PASSAGE FOR REVIEW:
I must have seen this fifty times and (aside from some unglued make-up on Clint’s dehydrated neck and the ropey title sequence) I can’t find a flaw.  Brilliant, beautiful, brutal.  10/10


His Girl Friday (1940)

March 24, 2009


It’s the sheer relentless pace of the film that astounds you.  The overlapping dialogue and fast-paced narrative leave you breathless as the scoop changes from minute to minute.  This is hilarious stuff.  The Coen Brothers, talented as they are, tried the same hectic screwball style with The Hudsucker Proxy– Jennifer Jason Leigh basically does a Rosalind Russell impression throughout- but came up well short of this level.  It’s a testament to the genius of Howard Hawks.

Suave as ever, even in a double-breasted suit that most men would look a chump in, Cary Grant plays newspaper editor Walter Burns the ex-employer and ex-husband of Rosalind Russell’s Hildy Johnson.  She is to remarry Ralph Bellamy’s nice-but-dim insurance man Bruce Baldwin and drops by Grant’s office to tell him just as a big news story breaks.  This sets off a fantastical chain of events where everyone conspires and plots against everyone else all to get their big share of the pie- Grant has Bellamy thrown in prison three times in a day, Russell assists a death row prisoner in making sure that his insanity hearing sees him cleared, the Sheriff unwittingly helps the prisoner escape, Grant has Bellamy’s mother kidnapped, Russell hides the fugitive from the police, the Mayor and Sheriff (Clarence Kolb and Gene Lockhart) bribe a messenger to withhold the prisoner’s reprieve and order their men shoot to kill, newspaper men hounding a witness for information make her jump from a window…  So much happens so quickly and all of it is so unreal that considerations of taste and decency are irrelevant, this is suspension of disbelief time- an exaggeration, a distortion under the microscope.  When Cary Grant describes Bellamy to a girl he is sending to distract him with the words “he looks like that Hollywood actor, Ralph Bellamy” or says “the last man that said that to me was Archie Leach” (his own real name) then these are clear signals that it is all a big joke.  And it truly is great fun.  It isn’t a kind look at the journalistic trade (Russell says: “A journalist! Peeking through keyholes — running after fire engines — waking people up in the middle of the night to ask them if they think Hitler’s going to start a war — stealing pictures off old ladies of their daughters that got chased by apemen! I know all about reporters — a lot of daffy buttinskies going around without a nickel in their pockets, and for what? So a million hired girls and motormen’s wives will know what’s going on!“) but it does make it all look such dastardly fun that you can’t help but envy them all their unscrupulousness, wit and camaraderie.  Howard Hawks could make road-sweeping look like a barrel of laughs!

GIVEN INFORMATION:
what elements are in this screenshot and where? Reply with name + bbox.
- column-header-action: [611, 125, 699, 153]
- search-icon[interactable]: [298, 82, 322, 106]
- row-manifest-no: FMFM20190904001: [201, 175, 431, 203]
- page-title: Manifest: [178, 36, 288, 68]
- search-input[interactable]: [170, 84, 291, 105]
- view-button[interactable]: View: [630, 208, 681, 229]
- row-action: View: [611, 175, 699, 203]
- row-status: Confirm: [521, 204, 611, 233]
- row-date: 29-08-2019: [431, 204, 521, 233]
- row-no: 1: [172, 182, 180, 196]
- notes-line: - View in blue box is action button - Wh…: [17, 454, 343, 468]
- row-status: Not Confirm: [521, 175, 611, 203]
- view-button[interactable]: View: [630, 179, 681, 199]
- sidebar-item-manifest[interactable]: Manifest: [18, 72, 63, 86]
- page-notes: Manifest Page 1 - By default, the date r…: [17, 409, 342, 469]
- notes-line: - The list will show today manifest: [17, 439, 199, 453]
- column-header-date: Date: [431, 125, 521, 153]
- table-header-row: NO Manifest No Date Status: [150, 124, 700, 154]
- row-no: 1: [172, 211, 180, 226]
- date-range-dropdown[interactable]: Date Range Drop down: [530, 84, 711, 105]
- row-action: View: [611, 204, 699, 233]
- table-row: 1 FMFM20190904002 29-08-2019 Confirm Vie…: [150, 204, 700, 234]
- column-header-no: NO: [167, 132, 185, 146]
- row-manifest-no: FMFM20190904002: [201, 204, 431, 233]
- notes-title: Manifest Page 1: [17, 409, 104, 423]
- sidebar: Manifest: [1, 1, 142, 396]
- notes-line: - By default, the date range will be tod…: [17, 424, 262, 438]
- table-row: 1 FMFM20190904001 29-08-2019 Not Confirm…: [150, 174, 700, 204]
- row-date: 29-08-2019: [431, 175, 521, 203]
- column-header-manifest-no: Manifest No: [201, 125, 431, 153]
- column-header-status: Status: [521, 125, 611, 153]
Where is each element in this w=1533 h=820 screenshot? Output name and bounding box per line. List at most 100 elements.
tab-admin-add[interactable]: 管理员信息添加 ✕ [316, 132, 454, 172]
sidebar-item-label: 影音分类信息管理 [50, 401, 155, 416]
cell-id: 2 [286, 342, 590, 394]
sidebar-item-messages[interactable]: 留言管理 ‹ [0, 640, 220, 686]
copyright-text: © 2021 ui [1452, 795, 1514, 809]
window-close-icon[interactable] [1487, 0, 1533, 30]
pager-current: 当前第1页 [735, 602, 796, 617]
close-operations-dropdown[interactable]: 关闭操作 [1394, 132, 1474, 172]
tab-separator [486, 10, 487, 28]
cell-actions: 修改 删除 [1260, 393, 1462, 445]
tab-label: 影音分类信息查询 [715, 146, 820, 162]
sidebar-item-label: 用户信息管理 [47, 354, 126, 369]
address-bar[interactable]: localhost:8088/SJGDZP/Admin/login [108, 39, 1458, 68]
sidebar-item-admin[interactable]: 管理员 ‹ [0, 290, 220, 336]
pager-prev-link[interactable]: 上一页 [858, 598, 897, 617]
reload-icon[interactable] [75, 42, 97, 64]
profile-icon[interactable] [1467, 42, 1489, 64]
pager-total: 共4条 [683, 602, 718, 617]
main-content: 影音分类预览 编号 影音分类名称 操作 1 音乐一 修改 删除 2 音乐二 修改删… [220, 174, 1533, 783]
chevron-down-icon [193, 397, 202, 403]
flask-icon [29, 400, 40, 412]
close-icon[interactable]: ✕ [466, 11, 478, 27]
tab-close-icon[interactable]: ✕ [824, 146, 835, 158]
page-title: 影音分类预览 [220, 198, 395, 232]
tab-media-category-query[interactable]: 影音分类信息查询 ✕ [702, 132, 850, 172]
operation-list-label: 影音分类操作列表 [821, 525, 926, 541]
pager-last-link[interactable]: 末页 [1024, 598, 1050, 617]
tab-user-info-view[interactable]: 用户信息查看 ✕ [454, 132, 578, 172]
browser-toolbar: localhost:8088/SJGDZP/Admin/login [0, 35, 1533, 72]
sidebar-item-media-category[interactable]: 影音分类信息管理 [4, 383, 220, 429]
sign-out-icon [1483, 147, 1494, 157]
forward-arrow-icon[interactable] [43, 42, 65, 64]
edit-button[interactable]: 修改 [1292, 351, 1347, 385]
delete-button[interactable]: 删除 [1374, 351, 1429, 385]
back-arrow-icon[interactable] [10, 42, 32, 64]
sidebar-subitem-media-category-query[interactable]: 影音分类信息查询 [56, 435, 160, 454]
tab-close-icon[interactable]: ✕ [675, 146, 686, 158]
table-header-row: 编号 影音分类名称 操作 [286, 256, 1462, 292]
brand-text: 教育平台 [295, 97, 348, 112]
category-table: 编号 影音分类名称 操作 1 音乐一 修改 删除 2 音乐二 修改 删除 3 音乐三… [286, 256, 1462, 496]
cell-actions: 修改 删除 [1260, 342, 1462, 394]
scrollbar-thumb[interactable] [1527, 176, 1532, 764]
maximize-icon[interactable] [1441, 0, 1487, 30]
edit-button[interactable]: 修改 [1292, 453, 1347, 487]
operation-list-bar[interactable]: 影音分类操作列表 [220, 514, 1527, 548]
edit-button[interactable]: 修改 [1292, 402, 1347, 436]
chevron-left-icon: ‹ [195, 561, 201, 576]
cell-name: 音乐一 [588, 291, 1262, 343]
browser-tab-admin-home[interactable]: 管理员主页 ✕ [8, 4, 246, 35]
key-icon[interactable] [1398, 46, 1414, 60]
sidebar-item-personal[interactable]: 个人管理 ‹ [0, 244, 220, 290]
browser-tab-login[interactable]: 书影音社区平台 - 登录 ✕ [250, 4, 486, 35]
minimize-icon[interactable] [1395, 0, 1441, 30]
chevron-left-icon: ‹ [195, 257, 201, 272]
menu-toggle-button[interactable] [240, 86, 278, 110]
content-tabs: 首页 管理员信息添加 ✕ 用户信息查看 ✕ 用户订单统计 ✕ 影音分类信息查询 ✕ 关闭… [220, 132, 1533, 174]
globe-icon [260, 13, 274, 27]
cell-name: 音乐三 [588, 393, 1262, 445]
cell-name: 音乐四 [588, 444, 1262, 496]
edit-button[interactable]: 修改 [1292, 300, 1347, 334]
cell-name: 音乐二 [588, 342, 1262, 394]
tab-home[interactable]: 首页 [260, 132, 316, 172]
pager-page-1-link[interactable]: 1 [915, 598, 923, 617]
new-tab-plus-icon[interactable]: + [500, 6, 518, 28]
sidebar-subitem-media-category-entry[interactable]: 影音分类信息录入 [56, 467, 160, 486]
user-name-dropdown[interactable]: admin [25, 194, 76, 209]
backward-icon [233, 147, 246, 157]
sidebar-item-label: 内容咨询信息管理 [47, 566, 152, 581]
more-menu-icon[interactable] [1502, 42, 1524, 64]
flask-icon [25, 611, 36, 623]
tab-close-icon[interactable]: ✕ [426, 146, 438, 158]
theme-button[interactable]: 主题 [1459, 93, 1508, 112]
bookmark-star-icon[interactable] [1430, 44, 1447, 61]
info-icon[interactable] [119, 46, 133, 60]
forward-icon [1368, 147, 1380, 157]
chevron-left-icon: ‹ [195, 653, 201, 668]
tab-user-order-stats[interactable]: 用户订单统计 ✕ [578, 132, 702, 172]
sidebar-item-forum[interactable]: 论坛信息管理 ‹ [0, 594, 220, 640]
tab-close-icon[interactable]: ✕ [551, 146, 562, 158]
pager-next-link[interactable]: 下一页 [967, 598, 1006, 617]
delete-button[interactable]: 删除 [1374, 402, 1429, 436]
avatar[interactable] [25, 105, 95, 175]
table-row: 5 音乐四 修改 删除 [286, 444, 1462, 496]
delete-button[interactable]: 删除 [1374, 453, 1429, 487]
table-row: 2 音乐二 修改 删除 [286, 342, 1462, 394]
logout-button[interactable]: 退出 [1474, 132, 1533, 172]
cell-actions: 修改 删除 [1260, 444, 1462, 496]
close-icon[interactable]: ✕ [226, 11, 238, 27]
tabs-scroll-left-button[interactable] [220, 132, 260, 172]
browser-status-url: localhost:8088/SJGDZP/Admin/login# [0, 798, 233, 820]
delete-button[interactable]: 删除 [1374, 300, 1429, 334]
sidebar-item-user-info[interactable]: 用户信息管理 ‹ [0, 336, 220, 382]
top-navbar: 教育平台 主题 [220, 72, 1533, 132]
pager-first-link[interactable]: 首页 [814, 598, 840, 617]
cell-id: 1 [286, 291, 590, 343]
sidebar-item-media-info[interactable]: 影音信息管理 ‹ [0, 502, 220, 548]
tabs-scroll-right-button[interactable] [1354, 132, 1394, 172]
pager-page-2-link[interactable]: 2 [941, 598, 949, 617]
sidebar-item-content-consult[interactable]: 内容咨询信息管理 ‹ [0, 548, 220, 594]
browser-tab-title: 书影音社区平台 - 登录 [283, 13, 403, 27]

WHAT TO PRODUCE: In the review of His Girl Friday, what is the job of Bruce Baldwin, the character Ralph Bellamy plays?

EXERCISE ANSWER: He is an insurance man.